--- Begin Input rows ---
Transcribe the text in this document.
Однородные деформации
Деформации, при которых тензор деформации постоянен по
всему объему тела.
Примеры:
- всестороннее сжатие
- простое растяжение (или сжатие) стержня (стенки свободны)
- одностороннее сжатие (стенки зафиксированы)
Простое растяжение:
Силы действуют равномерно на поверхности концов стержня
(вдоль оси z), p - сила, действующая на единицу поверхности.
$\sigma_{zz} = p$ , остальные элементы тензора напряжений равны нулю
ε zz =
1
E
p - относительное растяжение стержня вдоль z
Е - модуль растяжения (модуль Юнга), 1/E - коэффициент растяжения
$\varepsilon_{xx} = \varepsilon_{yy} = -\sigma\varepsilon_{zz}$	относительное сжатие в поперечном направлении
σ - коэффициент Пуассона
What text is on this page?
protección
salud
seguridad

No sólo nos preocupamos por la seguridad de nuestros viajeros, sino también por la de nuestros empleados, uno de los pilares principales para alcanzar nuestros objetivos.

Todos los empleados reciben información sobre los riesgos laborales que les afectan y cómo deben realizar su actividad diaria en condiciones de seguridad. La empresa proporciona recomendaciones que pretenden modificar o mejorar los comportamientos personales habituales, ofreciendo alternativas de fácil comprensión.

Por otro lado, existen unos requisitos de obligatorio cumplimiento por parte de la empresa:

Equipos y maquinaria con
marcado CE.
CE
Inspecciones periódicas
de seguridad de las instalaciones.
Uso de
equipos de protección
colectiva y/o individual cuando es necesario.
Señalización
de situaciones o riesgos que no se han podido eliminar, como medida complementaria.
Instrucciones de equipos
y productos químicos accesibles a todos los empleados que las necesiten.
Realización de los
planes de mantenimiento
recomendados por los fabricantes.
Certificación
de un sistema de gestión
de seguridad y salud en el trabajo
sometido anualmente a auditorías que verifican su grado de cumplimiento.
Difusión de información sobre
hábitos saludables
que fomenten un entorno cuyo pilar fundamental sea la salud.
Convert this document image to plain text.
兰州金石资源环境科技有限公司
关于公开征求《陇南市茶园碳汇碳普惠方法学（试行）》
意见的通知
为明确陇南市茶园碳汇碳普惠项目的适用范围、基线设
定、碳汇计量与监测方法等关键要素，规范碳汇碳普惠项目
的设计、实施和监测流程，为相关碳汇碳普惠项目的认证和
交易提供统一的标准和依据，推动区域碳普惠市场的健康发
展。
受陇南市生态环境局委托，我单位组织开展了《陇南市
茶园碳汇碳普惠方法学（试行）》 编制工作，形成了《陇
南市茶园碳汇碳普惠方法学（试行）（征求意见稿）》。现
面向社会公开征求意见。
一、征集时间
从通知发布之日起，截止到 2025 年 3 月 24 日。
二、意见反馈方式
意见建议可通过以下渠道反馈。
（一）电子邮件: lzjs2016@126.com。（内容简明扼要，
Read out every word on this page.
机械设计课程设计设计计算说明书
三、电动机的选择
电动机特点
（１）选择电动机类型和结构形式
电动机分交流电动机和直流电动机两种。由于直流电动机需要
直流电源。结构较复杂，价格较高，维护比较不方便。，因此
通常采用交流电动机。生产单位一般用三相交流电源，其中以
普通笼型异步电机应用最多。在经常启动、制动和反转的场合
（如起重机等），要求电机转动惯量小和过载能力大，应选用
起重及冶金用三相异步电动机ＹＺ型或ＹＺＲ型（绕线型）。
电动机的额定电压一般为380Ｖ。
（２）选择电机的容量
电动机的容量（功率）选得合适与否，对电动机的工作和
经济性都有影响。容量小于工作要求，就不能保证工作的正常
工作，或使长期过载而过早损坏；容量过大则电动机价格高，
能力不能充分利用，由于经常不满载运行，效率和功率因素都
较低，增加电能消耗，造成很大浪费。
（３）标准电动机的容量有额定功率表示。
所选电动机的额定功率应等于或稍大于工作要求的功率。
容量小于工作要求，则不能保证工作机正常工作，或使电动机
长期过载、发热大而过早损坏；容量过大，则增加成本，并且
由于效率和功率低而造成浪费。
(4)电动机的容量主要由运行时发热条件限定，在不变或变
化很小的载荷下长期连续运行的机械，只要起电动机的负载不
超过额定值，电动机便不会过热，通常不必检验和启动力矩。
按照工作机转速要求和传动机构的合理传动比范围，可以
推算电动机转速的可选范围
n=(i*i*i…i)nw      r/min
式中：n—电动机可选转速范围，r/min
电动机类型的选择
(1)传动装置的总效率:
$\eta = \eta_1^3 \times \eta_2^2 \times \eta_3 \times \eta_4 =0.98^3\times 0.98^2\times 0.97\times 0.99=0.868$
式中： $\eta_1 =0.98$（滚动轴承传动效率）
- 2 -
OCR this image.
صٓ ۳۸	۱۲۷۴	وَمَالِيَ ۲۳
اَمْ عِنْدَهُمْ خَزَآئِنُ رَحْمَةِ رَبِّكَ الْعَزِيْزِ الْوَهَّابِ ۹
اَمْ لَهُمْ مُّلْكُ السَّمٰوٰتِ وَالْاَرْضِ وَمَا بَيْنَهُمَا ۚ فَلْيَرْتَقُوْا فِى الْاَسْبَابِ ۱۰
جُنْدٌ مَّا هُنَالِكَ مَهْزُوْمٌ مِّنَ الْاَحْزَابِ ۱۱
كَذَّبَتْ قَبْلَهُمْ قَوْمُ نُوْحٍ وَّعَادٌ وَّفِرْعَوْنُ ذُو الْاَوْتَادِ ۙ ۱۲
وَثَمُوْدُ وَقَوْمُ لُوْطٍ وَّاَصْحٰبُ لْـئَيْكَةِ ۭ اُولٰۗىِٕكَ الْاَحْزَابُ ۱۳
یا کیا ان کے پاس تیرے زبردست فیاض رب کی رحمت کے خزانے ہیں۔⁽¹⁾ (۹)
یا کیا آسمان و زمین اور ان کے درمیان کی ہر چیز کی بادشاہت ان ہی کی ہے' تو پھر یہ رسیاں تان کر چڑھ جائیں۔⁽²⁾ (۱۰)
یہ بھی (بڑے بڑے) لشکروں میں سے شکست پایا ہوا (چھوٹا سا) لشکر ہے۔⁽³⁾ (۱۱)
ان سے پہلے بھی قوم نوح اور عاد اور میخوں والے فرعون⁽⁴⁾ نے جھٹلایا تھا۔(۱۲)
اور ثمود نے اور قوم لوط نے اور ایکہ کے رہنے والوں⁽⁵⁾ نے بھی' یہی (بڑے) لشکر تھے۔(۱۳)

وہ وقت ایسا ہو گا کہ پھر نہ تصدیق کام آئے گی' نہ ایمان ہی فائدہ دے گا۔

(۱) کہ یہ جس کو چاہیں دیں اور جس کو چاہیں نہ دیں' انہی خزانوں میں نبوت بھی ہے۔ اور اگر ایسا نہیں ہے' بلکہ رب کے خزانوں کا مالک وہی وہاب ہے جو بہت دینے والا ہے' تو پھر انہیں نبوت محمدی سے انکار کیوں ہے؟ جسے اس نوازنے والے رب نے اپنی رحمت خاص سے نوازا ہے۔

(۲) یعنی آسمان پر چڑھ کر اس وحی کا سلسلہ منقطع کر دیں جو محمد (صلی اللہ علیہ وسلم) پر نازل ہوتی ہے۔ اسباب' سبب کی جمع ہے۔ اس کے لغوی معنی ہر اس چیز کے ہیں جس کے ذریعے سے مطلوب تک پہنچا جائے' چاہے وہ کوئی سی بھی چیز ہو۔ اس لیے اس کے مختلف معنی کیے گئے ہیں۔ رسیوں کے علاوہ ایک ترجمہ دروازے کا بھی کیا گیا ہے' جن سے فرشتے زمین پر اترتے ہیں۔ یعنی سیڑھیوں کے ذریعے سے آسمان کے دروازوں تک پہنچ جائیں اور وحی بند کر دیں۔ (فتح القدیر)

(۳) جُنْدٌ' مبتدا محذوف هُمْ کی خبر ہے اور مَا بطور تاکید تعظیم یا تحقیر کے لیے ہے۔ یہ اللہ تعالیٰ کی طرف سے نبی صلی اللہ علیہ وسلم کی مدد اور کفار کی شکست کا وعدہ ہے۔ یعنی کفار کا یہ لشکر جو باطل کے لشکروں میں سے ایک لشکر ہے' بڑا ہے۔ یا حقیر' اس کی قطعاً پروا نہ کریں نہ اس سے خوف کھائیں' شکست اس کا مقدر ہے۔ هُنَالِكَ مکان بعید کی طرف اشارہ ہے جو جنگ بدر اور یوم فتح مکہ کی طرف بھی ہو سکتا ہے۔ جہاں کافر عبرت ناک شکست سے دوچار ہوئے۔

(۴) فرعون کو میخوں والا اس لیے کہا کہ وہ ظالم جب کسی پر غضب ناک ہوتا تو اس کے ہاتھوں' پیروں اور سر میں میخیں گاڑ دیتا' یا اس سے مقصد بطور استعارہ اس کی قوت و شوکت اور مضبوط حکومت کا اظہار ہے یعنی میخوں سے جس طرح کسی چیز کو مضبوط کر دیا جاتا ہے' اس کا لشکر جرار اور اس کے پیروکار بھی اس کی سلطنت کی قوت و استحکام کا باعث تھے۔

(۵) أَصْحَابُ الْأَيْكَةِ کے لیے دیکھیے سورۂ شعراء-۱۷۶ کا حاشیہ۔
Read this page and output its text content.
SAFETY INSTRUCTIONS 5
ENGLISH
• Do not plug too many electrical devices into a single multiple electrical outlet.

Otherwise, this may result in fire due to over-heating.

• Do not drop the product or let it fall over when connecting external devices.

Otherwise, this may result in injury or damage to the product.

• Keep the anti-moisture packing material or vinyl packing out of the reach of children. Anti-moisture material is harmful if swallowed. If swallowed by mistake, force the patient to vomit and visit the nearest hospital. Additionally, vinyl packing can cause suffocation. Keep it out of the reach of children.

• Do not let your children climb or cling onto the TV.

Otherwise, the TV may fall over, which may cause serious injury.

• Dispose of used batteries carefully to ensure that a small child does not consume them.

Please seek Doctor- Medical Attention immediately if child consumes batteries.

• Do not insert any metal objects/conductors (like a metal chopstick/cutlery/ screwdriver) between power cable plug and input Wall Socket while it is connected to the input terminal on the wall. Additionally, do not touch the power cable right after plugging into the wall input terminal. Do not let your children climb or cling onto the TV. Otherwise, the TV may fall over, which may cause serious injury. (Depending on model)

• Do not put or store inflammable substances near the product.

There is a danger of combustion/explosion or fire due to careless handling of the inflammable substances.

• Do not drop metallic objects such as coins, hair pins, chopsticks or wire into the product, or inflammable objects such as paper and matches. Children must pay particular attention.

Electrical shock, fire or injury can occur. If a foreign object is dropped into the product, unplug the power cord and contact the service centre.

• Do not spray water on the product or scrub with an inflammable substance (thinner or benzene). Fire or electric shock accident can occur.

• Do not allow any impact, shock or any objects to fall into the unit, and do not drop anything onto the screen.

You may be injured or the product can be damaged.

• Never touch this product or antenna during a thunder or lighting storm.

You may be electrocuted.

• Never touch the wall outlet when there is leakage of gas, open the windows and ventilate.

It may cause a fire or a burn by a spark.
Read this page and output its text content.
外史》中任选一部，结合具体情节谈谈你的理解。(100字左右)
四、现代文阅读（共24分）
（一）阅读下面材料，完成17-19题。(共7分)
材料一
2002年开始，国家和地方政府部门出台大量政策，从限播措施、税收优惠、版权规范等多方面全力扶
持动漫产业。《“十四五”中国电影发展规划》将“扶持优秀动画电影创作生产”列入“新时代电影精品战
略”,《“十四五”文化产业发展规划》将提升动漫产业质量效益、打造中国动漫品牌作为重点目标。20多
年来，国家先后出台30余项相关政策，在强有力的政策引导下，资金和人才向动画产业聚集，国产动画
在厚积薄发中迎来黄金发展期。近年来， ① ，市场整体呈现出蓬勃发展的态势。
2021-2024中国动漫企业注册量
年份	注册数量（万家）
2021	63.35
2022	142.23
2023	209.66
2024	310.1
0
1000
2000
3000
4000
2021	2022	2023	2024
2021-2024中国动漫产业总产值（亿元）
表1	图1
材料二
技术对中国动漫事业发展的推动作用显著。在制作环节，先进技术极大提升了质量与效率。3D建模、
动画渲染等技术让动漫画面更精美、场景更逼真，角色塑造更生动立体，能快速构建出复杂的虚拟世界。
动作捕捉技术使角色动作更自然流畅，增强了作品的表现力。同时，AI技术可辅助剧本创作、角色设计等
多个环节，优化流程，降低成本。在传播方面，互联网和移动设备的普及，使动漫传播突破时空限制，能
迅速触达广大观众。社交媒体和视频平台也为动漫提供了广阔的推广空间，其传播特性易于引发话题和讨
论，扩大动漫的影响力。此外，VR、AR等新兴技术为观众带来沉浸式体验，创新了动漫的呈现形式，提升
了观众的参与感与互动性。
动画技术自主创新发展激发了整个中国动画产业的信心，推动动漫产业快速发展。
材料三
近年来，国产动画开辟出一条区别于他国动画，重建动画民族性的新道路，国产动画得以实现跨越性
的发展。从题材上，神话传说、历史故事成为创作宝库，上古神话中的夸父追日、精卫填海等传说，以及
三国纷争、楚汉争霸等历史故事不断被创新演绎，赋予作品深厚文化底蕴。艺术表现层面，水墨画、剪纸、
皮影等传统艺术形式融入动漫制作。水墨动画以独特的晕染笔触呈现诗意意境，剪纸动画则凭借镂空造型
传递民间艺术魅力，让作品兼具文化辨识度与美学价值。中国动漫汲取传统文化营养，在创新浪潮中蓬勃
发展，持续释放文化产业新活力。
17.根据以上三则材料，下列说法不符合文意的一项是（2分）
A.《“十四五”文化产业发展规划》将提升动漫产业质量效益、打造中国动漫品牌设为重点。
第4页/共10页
--- End Input rows ---
Given request » Search the entries for the word "زمین", then gather every line that has it.

Worked solution »
یا کیا آسمان و زمین اور ان کے درمیان کی ہر چیز کی بادشاہت ان ہی کی ہے' تو پھر یہ رسیاں تان کر چڑھ جائیں۔⁽²⁾ (۱۰)
(۲) یعنی آسمان پر چڑھ کر اس وحی کا سلسلہ منقطع کر دیں جو محمد (صلی اللہ علیہ وسلم) پر نازل ہوتی ہے۔ اسباب' سبب کی جمع ہے۔ اس کے لغوی معنی ہر اس چیز کے ہیں جس کے ذریعے سے مطلوب تک پہنچا جائے' چاہے وہ کوئی سی بھی چیز ہو۔ اس لیے اس کے مختلف معنی کیے گئے ہیں۔ رسیوں کے علاوہ ایک ترجمہ دروازے کا بھی کیا گیا ہے' جن سے فرشتے زمین پر اترتے ہیں۔ یعنی سیڑھیوں کے ذریعے سے آسمان کے دروازوں تک پہنچ جائیں اور وحی بند کر دیں۔ (فتح القدیر)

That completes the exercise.